◆ Aim of the task
Search the data for the word "Section" and copy every line that contains it.

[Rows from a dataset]

- - -

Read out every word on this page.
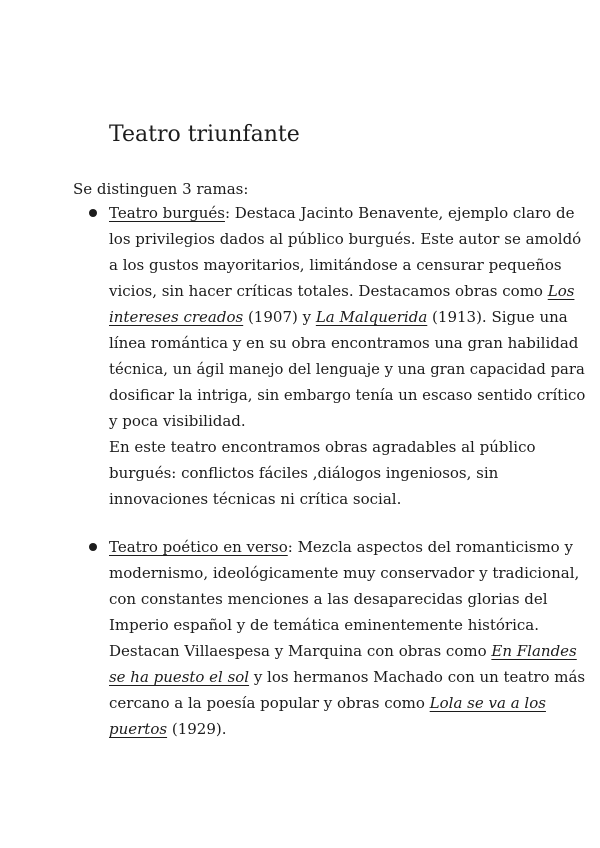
Teatro triunfante

Se distinguen 3 ramas:

Teatro burgués: Destaca Jacinto Benavente, ejemplo claro de
los privilegios dados al público burgués. Este autor se amoldó
a los gustos mayoritarios, limitándose a censurar pequeños
vicios, sin hacer críticas totales. Destacamos obras como Los
intereses creados (1907) y La Malquerida (1913). Sigue una
línea romántica y en su obra encontramos una gran habilidad
técnica, un ágil manejo del lenguaje y una gran capacidad para
dosificar la intriga, sin embargo tenía un escaso sentido crítico
y poca visibilidad.
En este teatro encontramos obras agradables al público
burgués: conflictos fáciles ,diálogos ingeniosos, sin
innovaciones técnicas ni crítica social.
Teatro poético en verso: Mezcla aspectos del romanticismo y
modernismo, ideológicamente muy conservador y tradicional,
con constantes menciones a las desaparecidas glorias del
Imperio español y de temática eminentemente histórica.
Destacan Villaespesa y Marquina con obras como En Flandes
se ha puesto el sol y los hermanos Machado con un teatro más
cercano a la poesía popular y obras como Lola se va a los
puertos (1929).
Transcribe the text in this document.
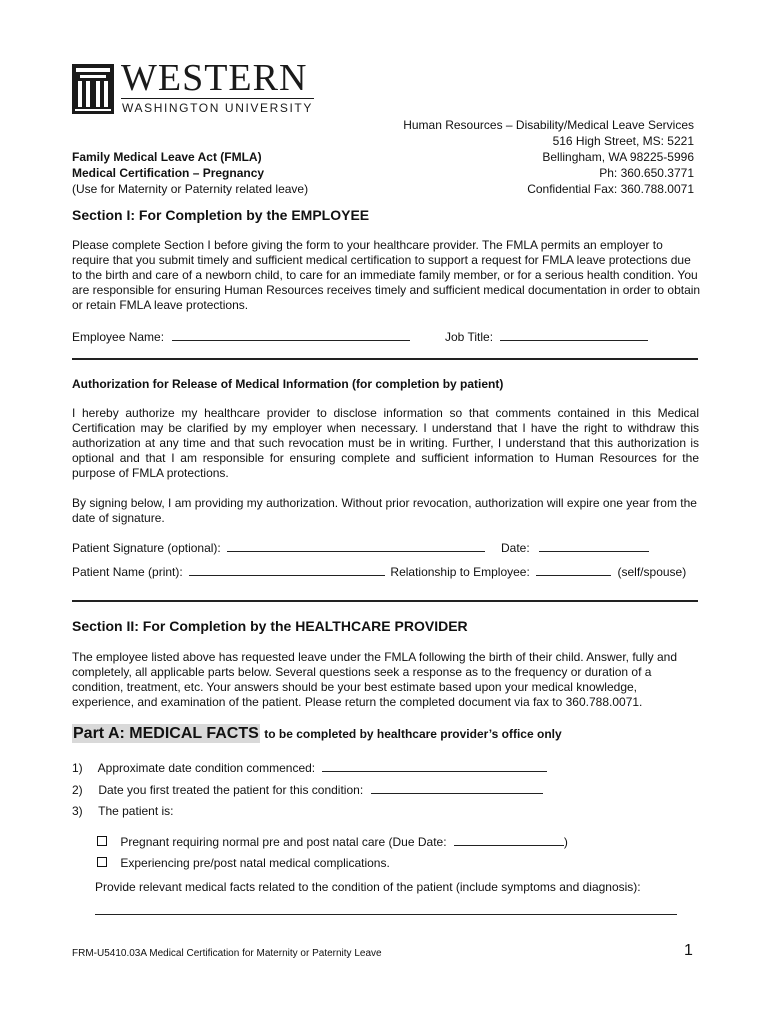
WESTERN
WASHINGTON UNIVERSITY
Human Resources – Disability/Medical Leave Services
516 High Street, MS: 5221
Bellingham, WA 98225-5996
Ph: 360.650.3771
Confidential Fax: 360.788.0071
Family Medical Leave Act (FMLA)
Medical Certification – Pregnancy
(Use for Maternity or Paternity related leave)
Section I: For Completion by the EMPLOYEE
Please complete Section I before giving the form to your healthcare provider. The FMLA permits an employer to require that you submit timely and sufficient medical certification to support a request for FMLA leave protections due to the birth and care of a newborn child, to care for an immediate family member, or for a serious health condition. You are responsible for ensuring Human Resources receives timely and sufficient medical documentation in order to obtain or retain FMLA leave protections.
Employee Name:	Job Title:
Authorization for Release of Medical Information (for completion by patient)
I hereby authorize my healthcare provider to disclose information so that comments contained in this Medical Certification may be clarified by my employer when necessary. I understand that I have the right to withdraw this authorization at any time and that such revocation must be in writing. Further, I understand that this authorization is optional and that I am responsible for ensuring complete and sufficient information to Human Resources for the purpose of FMLA protections.
By signing below, I am providing my authorization. Without prior revocation, authorization will expire one year from the date of signature.
Patient Signature (optional):	Date:
Patient Name (print):	Relationship to Employee:	(self/spouse)
Section II: For Completion by the HEALTHCARE PROVIDER
The employee listed above has requested leave under the FMLA following the birth of their child. Answer, fully and completely, all applicable parts below. Several questions seek a response as to the frequency or duration of a condition, treatment, etc. Your answers should be your best estimate based upon your medical knowledge, experience, and examination of the patient. Please return the completed document via fax to 360.788.0071.
Part A: MEDICAL FACTS to be completed by healthcare provider’s office only
1) Approximate date condition commenced:
2) Date you first treated the patient for this condition:
3) The patient is:
Pregnant requiring normal pre and post natal care (Due Date:	)
Experiencing pre/post natal medical complications.
Provide relevant medical facts related to the condition of the patient (include symptoms and diagnosis):
FRM-U5410.03A Medical Certification for Maternity or Paternity Leave	1
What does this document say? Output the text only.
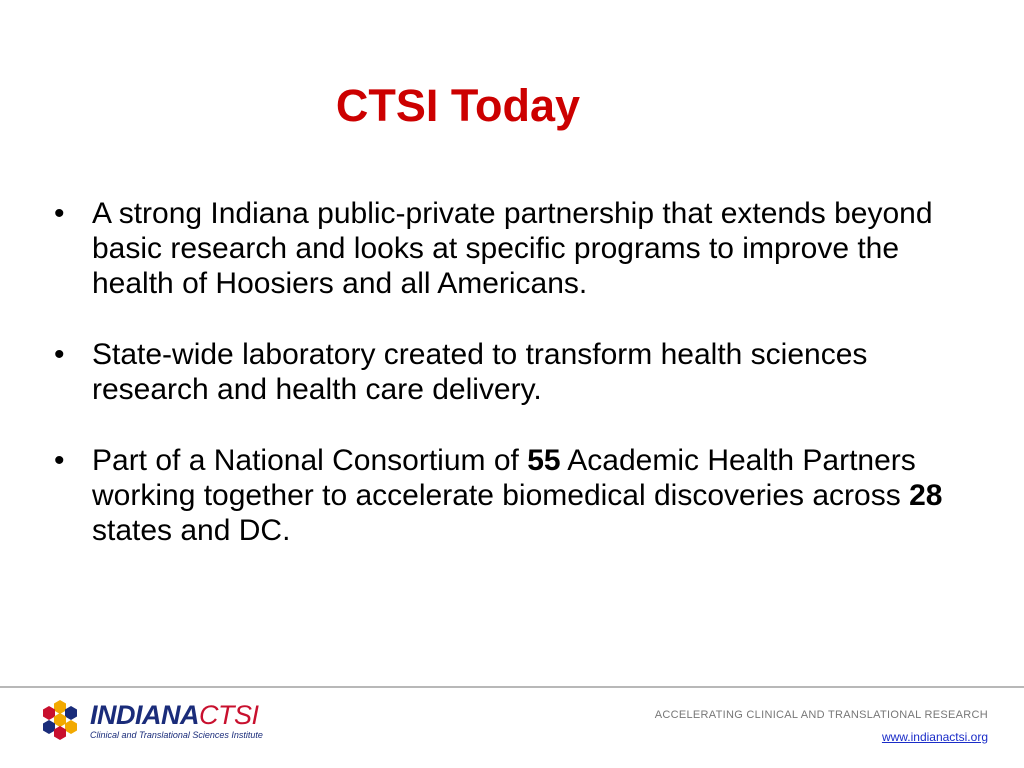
CTSI Today
• A strong Indiana public-private partnership that extends beyond basic research and looks at specific programs to improve the health of Hoosiers and all Americans.
• State-wide laboratory created to transform health sciences research and health care delivery.
• Part of a National Consortium of 55 Academic Health Partners working together to accelerate biomedical discoveries across 28 states and DC.
INDIANACTSI
Clinical and Translational Sciences Institute
ACCELERATING CLINICAL AND TRANSLATIONAL RESEARCH
www.indianactsi.org
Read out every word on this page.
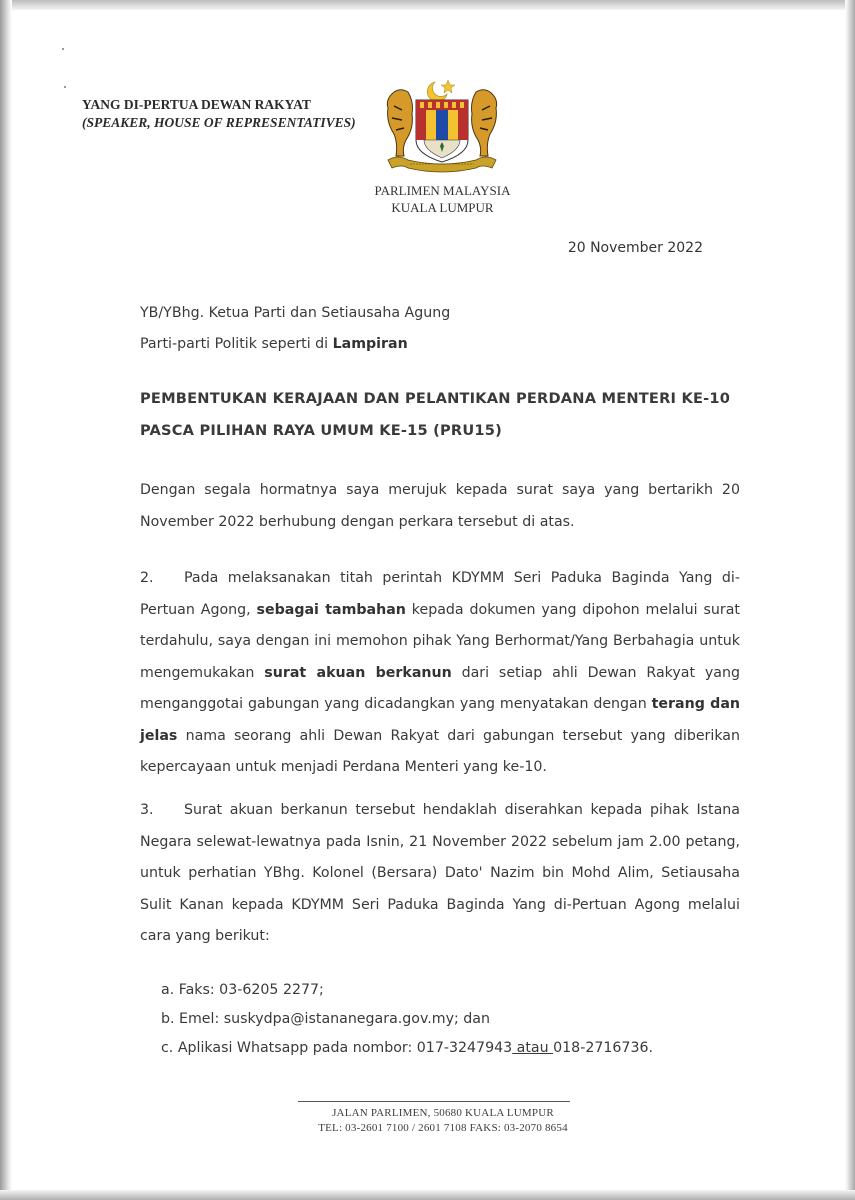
YANG DI-PERTUA DEWAN RAKYAT
(SPEAKER, HOUSE OF REPRESENTATIVES)
PARLIMEN MALAYSIA
KUALA LUMPUR
20 November 2022
YB/YBhg. Ketua Parti dan Setiausaha Agung
Parti-parti Politik seperti di Lampiran
PEMBENTUKAN KERAJAAN DAN PELANTIKAN PERDANA MENTERI KE-10
PASCA PILIHAN RAYA UMUM KE-15 (PRU15)
Dengan segala hormatnya saya merujuk kepada surat saya yang bertarikh 20 November 2022 berhubung dengan perkara tersebut di atas.
2. Pada melaksanakan titah perintah KDYMM Seri Paduka Baginda Yang di-Pertuan Agong, sebagai tambahan kepada dokumen yang dipohon melalui surat terdahulu, saya dengan ini memohon pihak Yang Berhormat/Yang Berbahagia untuk mengemukakan surat akuan berkanun dari setiap ahli Dewan Rakyat yang menganggotai gabungan yang dicadangkan yang menyatakan dengan terang dan jelas nama seorang ahli Dewan Rakyat dari gabungan tersebut yang diberikan kepercayaan untuk menjadi Perdana Menteri yang ke-10.
3. Surat akuan berkanun tersebut hendaklah diserahkan kepada pihak Istana Negara selewat-lewatnya pada Isnin, 21 November 2022 sebelum jam 2.00 petang, untuk perhatian YBhg. Kolonel (Bersara) Dato' Nazim bin Mohd Alim, Setiausaha Sulit Kanan kepada KDYMM Seri Paduka Baginda Yang di-Pertuan Agong melalui cara yang berikut:
a. Faks: 03-6205 2277;
b. Emel: suskydpa@istananegara.gov.my; dan
c. Aplikasi Whatsapp pada nombor: 017-3247943 atau 018-2716736.
JALAN PARLIMEN, 50680 KUALA LUMPUR
TEL: 03-2601 7100 / 2601 7108 FAKS: 03-2070 8654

- - -

◆ Finished task
Section I: For Completion by the EMPLOYEE
Please complete Section I before giving the form to your healthcare provider. The FMLA permits an employer to require that you submit timely and sufficient medical certification to support a request for FMLA leave protections due to the birth and care of a newborn child, to care for an immediate family member, or for a serious health condition. You are responsible for ensuring Human Resources receives timely and sufficient medical documentation in order to obtain or retain FMLA leave protections.
Section II: For Completion by the HEALTHCARE PROVIDER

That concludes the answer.